*Work required*: Give every entry again, unchanged, and leave its images out.

-- BEGIN Data section --

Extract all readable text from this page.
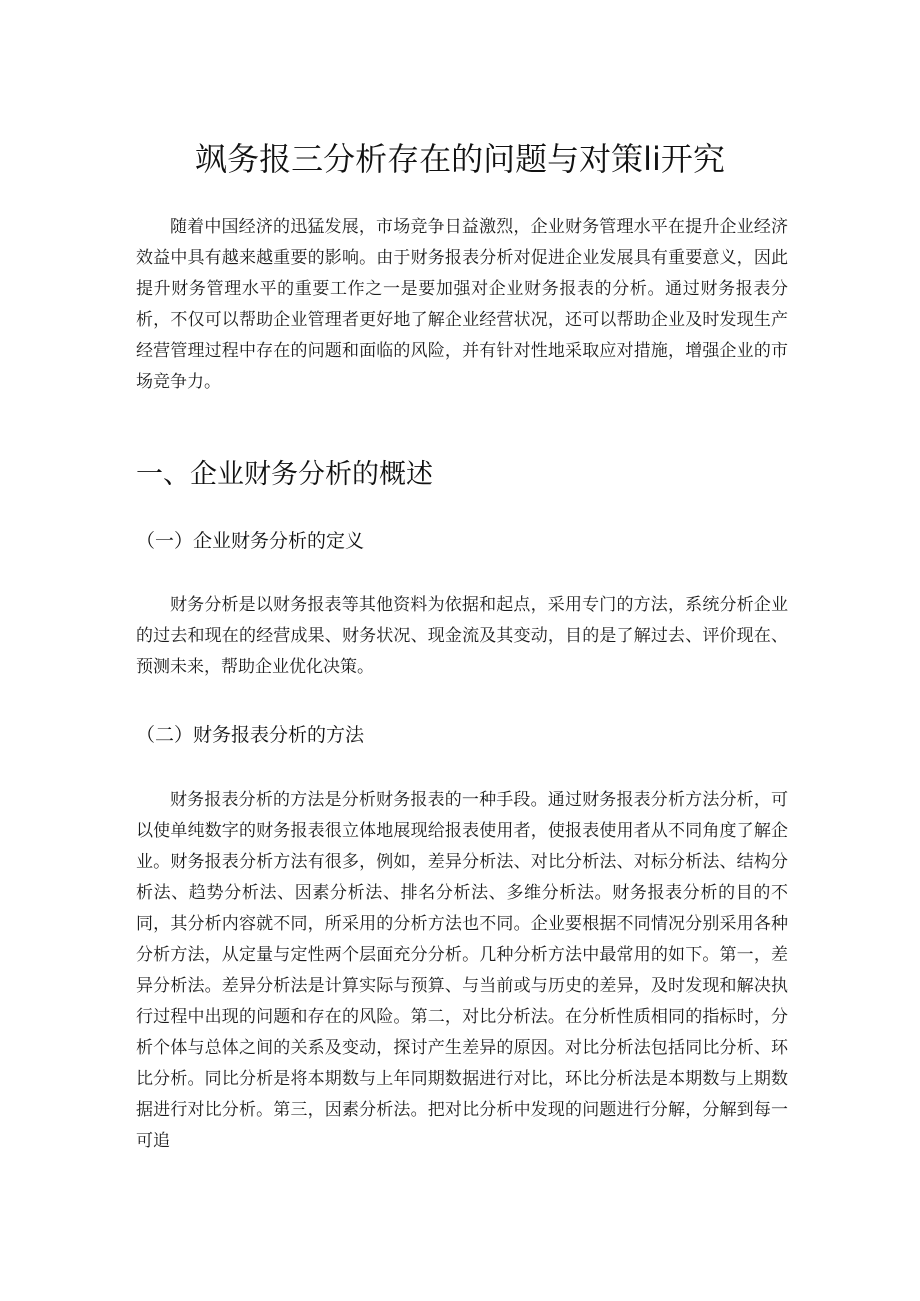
飒务报三分析存在的问题与对策li开究

随着中国经济的迅猛发展，市场竞争日益激烈，企业财务管理水平在提升企业经济效益中具有越来越重要的影响。由于财务报表分析对促进企业发展具有重要意义，因此提升财务管理水平的重要工作之一是要加强对企业财务报表的分析。通过财务报表分析，不仅可以帮助企业管理者更好地了解企业经营状况，还可以帮助企业及时发现生产经营管理过程中存在的问题和面临的风险，并有针对性地采取应对措施，增强企业的市场竞争力。

一、企业财务分析的概述
（一）企业财务分析的定义

财务分析是以财务报表等其他资料为依据和起点，采用专门的方法，系统分析企业的过去和现在的经营成果、财务状况、现金流及其变动，目的是了解过去、评价现在、预测未来，帮助企业优化决策。

（二）财务报表分析的方法

财务报表分析的方法是分析财务报表的一种手段。通过财务报表分析方法分析，可以使单纯数字的财务报表很立体地展现给报表使用者，使报表使用者从不同角度了解企业。财务报表分析方法有很多，例如，差异分析法、对比分析法、对标分析法、结构分析法、趋势分析法、因素分析法、排名分析法、多维分析法。财务报表分析的目的不同，其分析内容就不同，所采用的分析方法也不同。企业要根据不同情况分别采用各种分析方法，从定量与定性两个层面充分分析。几种分析方法中最常用的如下。第一，差异分析法。差异分析法是计算实际与预算、与当前或与历史的差异，及时发现和解决执行过程中出现的问题和存在的风险。第二，对比分析法。在分析性质相同的指标时，分析个体与总体之间的关系及变动，探讨产生差异的原因。对比分析法包括同比分析、环比分析。同比分析是将本期数与上年同期数据进行对比，环比分析法是本期数与上期数据进行对比分析。第三，因素分析法。把对比分析中发现的问题进行分解，分解到每一可追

-- END Data section --

*Problem solution*:
Extract all readable text from this page.
飒务报三分析存在的问题与对策li开究

随着中国经济的迅猛发展，市场竞争日益激烈，企业财务管理水平在提升企业经济效益中具有越来越重要的影响。由于财务报表分析对促进企业发展具有重要意义，因此提升财务管理水平的重要工作之一是要加强对企业财务报表的分析。通过财务报表分析，不仅可以帮助企业管理者更好地了解企业经营状况，还可以帮助企业及时发现生产经营管理过程中存在的问题和面临的风险，并有针对性地采取应对措施，增强企业的市场竞争力。

一、企业财务分析的概述
（一）企业财务分析的定义

财务分析是以财务报表等其他资料为依据和起点，采用专门的方法，系统分析企业的过去和现在的经营成果、财务状况、现金流及其变动，目的是了解过去、评价现在、预测未来，帮助企业优化决策。

（二）财务报表分析的方法

财务报表分析的方法是分析财务报表的一种手段。通过财务报表分析方法分析，可以使单纯数字的财务报表很立体地展现给报表使用者，使报表使用者从不同角度了解企业。财务报表分析方法有很多，例如，差异分析法、对比分析法、对标分析法、结构分析法、趋势分析法、因素分析法、排名分析法、多维分析法。财务报表分析的目的不同，其分析内容就不同，所采用的分析方法也不同。企业要根据不同情况分别采用各种分析方法，从定量与定性两个层面充分分析。几种分析方法中最常用的如下。第一，差异分析法。差异分析法是计算实际与预算、与当前或与历史的差异，及时发现和解决执行过程中出现的问题和存在的风险。第二，对比分析法。在分析性质相同的指标时，分析个体与总体之间的关系及变动，探讨产生差异的原因。对比分析法包括同比分析、环比分析。同比分析是将本期数与上年同期数据进行对比，环比分析法是本期数与上期数据进行对比分析。第三，因素分析法。把对比分析中发现的问题进行分解，分解到每一可追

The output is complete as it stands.